───── Available data ─────

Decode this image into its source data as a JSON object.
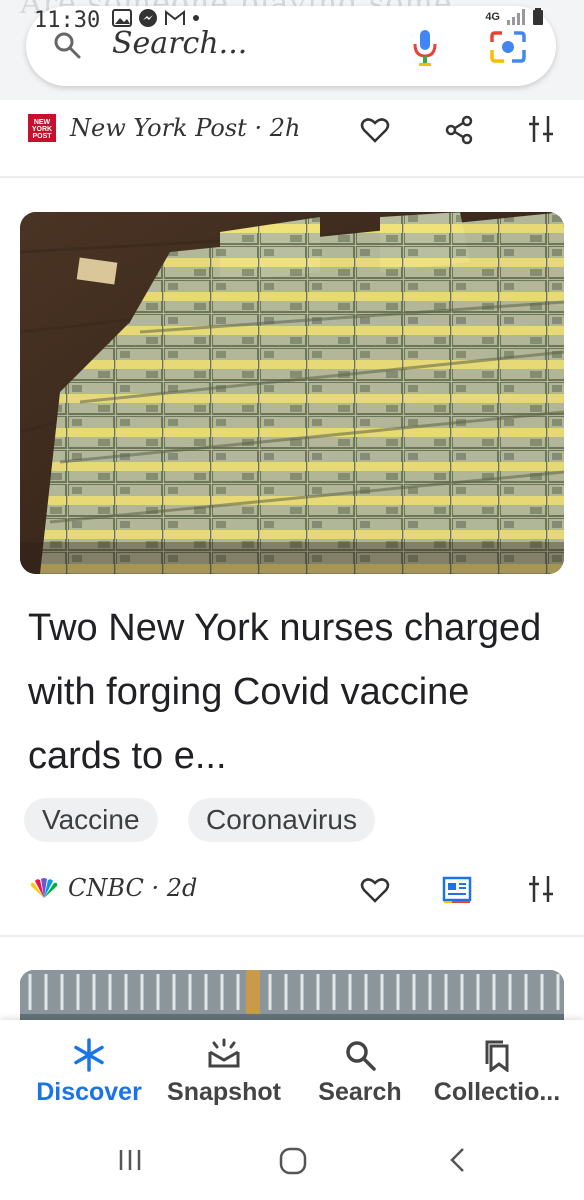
{
  "status_bar": {
    "time": "11:30",
    "network": "4G"
  },
  "ghost_text": "Are someone playing some",
  "search": {
    "placeholder": "Search..."
  },
  "articles": [
    {
      "source": "New York Post · 2h",
      "source_logo_text": "NEW YORK POST",
      "image_icon": "stacks-of-cash-photo"
    },
    {
      "headline": "Two New York nurses charged with forging Covid vaccine cards to e...",
      "chips": [
        "Vaccine",
        "Coronavirus"
      ],
      "source": "CNBC · 2d",
      "source_logo": "peacock-logo"
    }
  ],
  "bottom_nav": {
    "items": [
      {
        "label": "Discover",
        "icon": "asterisk-icon",
        "active": true
      },
      {
        "label": "Snapshot",
        "icon": "snapshot-icon",
        "active": false
      },
      {
        "label": "Search",
        "icon": "search-icon",
        "active": false
      },
      {
        "label": "Collectio...",
        "icon": "bookmark-icon",
        "active": false
      }
    ]
  },
  "colors": {
    "accent": "#1a73e8",
    "chip_bg": "#eef0f2",
    "text": "#202124",
    "news_red": "#c8102e"
  }
}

─────

Transcribe the entries above word for word, but leave every picture out of your copy.

Decode this image into its source data as a JSON object.
{
  "status_bar": {
    "time": "11:30",
    "network": "4G"
  },
  "ghost_text": "Are someone playing some",
  "search": {
    "placeholder": "Search..."
  },
  "articles": [
    {
      "source": "New York Post · 2h",
      "source_logo_text": "NEW YORK POST",
      "image_icon": "stacks-of-cash-photo"
    },
    {
      "headline": "Two New York nurses charged with forging Covid vaccine cards to e...",
      "chips": [
        "Vaccine",
        "Coronavirus"
      ],
      "source": "CNBC · 2d",
      "source_logo": "peacock-logo"
    }
  ],
  "bottom_nav": {
    "items": [
      {
        "label": "Discover",
        "icon": "asterisk-icon",
        "active": true
      },
      {
        "label": "Snapshot",
        "icon": "snapshot-icon",
        "active": false
      },
      {
        "label": "Search",
        "icon": "search-icon",
        "active": false
      },
      {
        "label": "Collectio...",
        "icon": "bookmark-icon",
        "active": false
      }
    ]
  },
  "colors": {
    "accent": "#1a73e8",
    "chip_bg": "#eef0f2",
    "text": "#202124",
    "news_red": "#c8102e"
  }
}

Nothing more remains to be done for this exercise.